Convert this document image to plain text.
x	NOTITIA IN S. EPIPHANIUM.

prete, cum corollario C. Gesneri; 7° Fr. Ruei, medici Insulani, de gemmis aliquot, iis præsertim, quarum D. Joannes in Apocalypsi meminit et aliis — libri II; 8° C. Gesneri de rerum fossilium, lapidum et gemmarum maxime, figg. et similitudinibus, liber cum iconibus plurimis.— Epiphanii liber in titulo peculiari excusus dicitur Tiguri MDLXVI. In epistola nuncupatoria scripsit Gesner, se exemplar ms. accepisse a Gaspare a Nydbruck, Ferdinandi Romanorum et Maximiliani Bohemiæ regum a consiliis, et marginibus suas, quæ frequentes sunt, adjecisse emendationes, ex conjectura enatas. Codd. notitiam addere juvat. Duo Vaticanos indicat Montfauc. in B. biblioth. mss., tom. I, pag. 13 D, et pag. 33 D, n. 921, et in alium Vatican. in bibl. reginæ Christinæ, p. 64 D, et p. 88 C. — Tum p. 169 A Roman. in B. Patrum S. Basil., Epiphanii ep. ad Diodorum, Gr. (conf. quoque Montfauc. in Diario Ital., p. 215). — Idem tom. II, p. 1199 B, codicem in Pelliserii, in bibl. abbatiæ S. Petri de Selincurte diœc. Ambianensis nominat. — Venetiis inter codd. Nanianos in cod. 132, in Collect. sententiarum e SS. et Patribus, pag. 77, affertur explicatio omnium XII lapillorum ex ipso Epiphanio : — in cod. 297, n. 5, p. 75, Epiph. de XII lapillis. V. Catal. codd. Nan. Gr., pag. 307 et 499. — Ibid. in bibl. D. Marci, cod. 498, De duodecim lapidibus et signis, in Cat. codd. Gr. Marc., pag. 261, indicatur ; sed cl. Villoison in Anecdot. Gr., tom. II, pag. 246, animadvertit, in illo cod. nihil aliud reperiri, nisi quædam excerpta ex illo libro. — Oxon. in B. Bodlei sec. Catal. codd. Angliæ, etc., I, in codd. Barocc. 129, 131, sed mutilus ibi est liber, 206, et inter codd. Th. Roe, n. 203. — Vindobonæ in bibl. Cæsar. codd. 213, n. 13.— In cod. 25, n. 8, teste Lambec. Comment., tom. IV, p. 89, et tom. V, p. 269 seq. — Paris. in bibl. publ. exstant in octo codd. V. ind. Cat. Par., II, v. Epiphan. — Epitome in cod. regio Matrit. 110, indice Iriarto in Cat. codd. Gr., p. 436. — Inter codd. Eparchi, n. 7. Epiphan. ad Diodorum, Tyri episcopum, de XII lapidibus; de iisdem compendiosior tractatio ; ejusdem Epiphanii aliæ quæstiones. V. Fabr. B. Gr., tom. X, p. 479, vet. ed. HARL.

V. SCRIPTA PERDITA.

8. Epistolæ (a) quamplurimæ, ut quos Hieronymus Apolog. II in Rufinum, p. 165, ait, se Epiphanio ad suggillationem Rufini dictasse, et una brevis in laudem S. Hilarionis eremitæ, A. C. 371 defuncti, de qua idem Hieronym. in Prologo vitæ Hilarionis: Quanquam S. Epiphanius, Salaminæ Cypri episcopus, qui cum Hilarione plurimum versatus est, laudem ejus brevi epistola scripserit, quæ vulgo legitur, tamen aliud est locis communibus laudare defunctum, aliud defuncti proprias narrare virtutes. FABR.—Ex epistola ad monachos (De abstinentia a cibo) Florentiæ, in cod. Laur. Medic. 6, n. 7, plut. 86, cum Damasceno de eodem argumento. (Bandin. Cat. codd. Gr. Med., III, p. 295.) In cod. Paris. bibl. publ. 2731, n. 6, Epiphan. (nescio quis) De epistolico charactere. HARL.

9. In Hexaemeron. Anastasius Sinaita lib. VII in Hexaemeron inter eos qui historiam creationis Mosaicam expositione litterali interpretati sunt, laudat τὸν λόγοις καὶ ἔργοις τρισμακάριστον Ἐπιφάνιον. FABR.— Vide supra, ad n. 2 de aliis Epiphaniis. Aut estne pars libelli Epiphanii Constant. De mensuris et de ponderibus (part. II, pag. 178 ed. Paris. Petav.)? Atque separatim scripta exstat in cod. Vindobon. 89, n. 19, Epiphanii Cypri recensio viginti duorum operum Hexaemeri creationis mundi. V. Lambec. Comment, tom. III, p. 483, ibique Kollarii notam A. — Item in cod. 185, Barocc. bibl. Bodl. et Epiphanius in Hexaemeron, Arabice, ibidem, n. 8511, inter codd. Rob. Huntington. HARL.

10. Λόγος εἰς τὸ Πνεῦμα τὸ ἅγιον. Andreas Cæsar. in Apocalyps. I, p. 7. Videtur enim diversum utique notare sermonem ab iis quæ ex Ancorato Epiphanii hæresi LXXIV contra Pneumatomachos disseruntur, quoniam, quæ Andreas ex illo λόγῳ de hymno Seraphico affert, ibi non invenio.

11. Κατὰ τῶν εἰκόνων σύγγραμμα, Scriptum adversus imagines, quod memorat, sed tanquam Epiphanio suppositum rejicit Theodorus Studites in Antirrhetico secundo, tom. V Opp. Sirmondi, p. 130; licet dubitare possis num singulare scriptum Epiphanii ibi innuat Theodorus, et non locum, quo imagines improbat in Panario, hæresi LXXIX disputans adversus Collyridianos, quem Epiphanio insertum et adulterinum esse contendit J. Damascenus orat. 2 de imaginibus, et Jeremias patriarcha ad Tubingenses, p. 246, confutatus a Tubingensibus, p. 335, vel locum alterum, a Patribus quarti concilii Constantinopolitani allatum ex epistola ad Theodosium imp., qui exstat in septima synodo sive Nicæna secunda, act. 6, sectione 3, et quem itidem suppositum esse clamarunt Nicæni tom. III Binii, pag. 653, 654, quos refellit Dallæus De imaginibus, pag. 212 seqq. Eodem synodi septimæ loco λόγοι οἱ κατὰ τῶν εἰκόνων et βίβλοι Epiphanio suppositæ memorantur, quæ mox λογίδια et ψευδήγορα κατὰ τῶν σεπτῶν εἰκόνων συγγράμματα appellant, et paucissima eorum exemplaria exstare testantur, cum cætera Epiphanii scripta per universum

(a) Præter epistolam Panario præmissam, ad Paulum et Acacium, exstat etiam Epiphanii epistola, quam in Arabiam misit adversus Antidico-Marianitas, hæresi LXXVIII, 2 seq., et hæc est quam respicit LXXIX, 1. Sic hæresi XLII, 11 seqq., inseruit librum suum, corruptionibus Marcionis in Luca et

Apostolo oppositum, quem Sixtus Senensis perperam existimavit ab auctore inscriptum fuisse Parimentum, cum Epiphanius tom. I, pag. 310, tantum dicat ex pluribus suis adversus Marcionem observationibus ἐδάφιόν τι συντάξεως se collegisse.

━━━━━━━━━━━━━━━━━━━━

WHAT YOU NEED TO DO
Set all of the records down again, exactly as they stand.

FULL SOLUTION
Convert this document image to plain text.
x	NOTITIA IN S. EPIPHANIUM.

prete, cum corollario C. Gesneri; 7° Fr. Ruei, medici Insulani, de gemmis aliquot, iis præsertim, quarum D. Joannes in Apocalypsi meminit et aliis — libri II; 8° C. Gesneri de rerum fossilium, lapidum et gemmarum maxime, figg. et similitudinibus, liber cum iconibus plurimis.— Epiphanii liber in titulo peculiari excusus dicitur Tiguri MDLXVI. In epistola nuncupatoria scripsit Gesner, se exemplar ms. accepisse a Gaspare a Nydbruck, Ferdinandi Romanorum et Maximiliani Bohemiæ regum a consiliis, et marginibus suas, quæ frequentes sunt, adjecisse emendationes, ex conjectura enatas. Codd. notitiam addere juvat. Duo Vaticanos indicat Montfauc. in B. biblioth. mss., tom. I, pag. 13 D, et pag. 33 D, n. 921, et in alium Vatican. in bibl. reginæ Christinæ, p. 64 D, et p. 88 C. — Tum p. 169 A Roman. in B. Patrum S. Basil., Epiphanii ep. ad Diodorum, Gr. (conf. quoque Montfauc. in Diario Ital., p. 215). — Idem tom. II, p. 1199 B, codicem in Pelliserii, in bibl. abbatiæ S. Petri de Selincurte diœc. Ambianensis nominat. — Venetiis inter codd. Nanianos in cod. 132, in Collect. sententiarum e SS. et Patribus, pag. 77, affertur explicatio omnium XII lapillorum ex ipso Epiphanio : — in cod. 297, n. 5, p. 75, Epiph. de XII lapillis. V. Catal. codd. Nan. Gr., pag. 307 et 499. — Ibid. in bibl. D. Marci, cod. 498, De duodecim lapidibus et signis, in Cat. codd. Gr. Marc., pag. 261, indicatur ; sed cl. Villoison in Anecdot. Gr., tom. II, pag. 246, animadvertit, in illo cod. nihil aliud reperiri, nisi quædam excerpta ex illo libro. — Oxon. in B. Bodlei sec. Catal. codd. Angliæ, etc., I, in codd. Barocc. 129, 131, sed mutilus ibi est liber, 206, et inter codd. Th. Roe, n. 203. — Vindobonæ in bibl. Cæsar. codd. 213, n. 13.— In cod. 25, n. 8, teste Lambec. Comment., tom. IV, p. 89, et tom. V, p. 269 seq. — Paris. in bibl. publ. exstant in octo codd. V. ind. Cat. Par., II, v. Epiphan. — Epitome in cod. regio Matrit. 110, indice Iriarto in Cat. codd. Gr., p. 436. — Inter codd. Eparchi, n. 7. Epiphan. ad Diodorum, Tyri episcopum, de XII lapidibus; de iisdem compendiosior tractatio ; ejusdem Epiphanii aliæ quæstiones. V. Fabr. B. Gr., tom. X, p. 479, vet. ed. HARL.

V. SCRIPTA PERDITA.

8. Epistolæ (a) quamplurimæ, ut quos Hieronymus Apolog. II in Rufinum, p. 165, ait, se Epiphanio ad suggillationem Rufini dictasse, et una brevis in laudem S. Hilarionis eremitæ, A. C. 371 defuncti, de qua idem Hieronym. in Prologo vitæ Hilarionis: Quanquam S. Epiphanius, Salaminæ Cypri episcopus, qui cum Hilarione plurimum versatus est, laudem ejus brevi epistola scripserit, quæ vulgo legitur, tamen aliud est locis communibus laudare defunctum, aliud defuncti proprias narrare virtutes. FABR.—Ex epistola ad monachos (De abstinentia a cibo) Florentiæ, in cod. Laur. Medic. 6, n. 7, plut. 86, cum Damasceno de eodem argumento. (Bandin. Cat. codd. Gr. Med., III, p. 295.) In cod. Paris. bibl. publ. 2731, n. 6, Epiphan. (nescio quis) De epistolico charactere. HARL.

9. In Hexaemeron. Anastasius Sinaita lib. VII in Hexaemeron inter eos qui historiam creationis Mosaicam expositione litterali interpretati sunt, laudat τὸν λόγοις καὶ ἔργοις τρισμακάριστον Ἐπιφάνιον. FABR.— Vide supra, ad n. 2 de aliis Epiphaniis. Aut estne pars libelli Epiphanii Constant. De mensuris et de ponderibus (part. II, pag. 178 ed. Paris. Petav.)? Atque separatim scripta exstat in cod. Vindobon. 89, n. 19, Epiphanii Cypri recensio viginti duorum operum Hexaemeri creationis mundi. V. Lambec. Comment, tom. III, p. 483, ibique Kollarii notam A. — Item in cod. 185, Barocc. bibl. Bodl. et Epiphanius in Hexaemeron, Arabice, ibidem, n. 8511, inter codd. Rob. Huntington. HARL.

10. Λόγος εἰς τὸ Πνεῦμα τὸ ἅγιον. Andreas Cæsar. in Apocalyps. I, p. 7. Videtur enim diversum utique notare sermonem ab iis quæ ex Ancorato Epiphanii hæresi LXXIV contra Pneumatomachos disseruntur, quoniam, quæ Andreas ex illo λόγῳ de hymno Seraphico affert, ibi non invenio.

11. Κατὰ τῶν εἰκόνων σύγγραμμα, Scriptum adversus imagines, quod memorat, sed tanquam Epiphanio suppositum rejicit Theodorus Studites in Antirrhetico secundo, tom. V Opp. Sirmondi, p. 130; licet dubitare possis num singulare scriptum Epiphanii ibi innuat Theodorus, et non locum, quo imagines improbat in Panario, hæresi LXXIX disputans adversus Collyridianos, quem Epiphanio insertum et adulterinum esse contendit J. Damascenus orat. 2 de imaginibus, et Jeremias patriarcha ad Tubingenses, p. 246, confutatus a Tubingensibus, p. 335, vel locum alterum, a Patribus quarti concilii Constantinopolitani allatum ex epistola ad Theodosium imp., qui exstat in septima synodo sive Nicæna secunda, act. 6, sectione 3, et quem itidem suppositum esse clamarunt Nicæni tom. III Binii, pag. 653, 654, quos refellit Dallæus De imaginibus, pag. 212 seqq. Eodem synodi septimæ loco λόγοι οἱ κατὰ τῶν εἰκόνων et βίβλοι Epiphanio suppositæ memorantur, quæ mox λογίδια et ψευδήγορα κατὰ τῶν σεπτῶν εἰκόνων συγγράμματα appellant, et paucissima eorum exemplaria exstare testantur, cum cætera Epiphanii scripta per universum

(a) Præter epistolam Panario præmissam, ad Paulum et Acacium, exstat etiam Epiphanii epistola, quam in Arabiam misit adversus Antidico-Marianitas, hæresi LXXVIII, 2 seq., et hæc est quam respicit LXXIX, 1. Sic hæresi XLII, 11 seqq., inseruit librum suum, corruptionibus Marcionis in Luca et

Apostolo oppositum, quem Sixtus Senensis perperam existimavit ab auctore inscriptum fuisse Parimentum, cum Epiphanius tom. I, pag. 310, tantum dicat ex pluribus suis adversus Marcionem observationibus ἐδάφιόν τι συντάξεως se collegisse.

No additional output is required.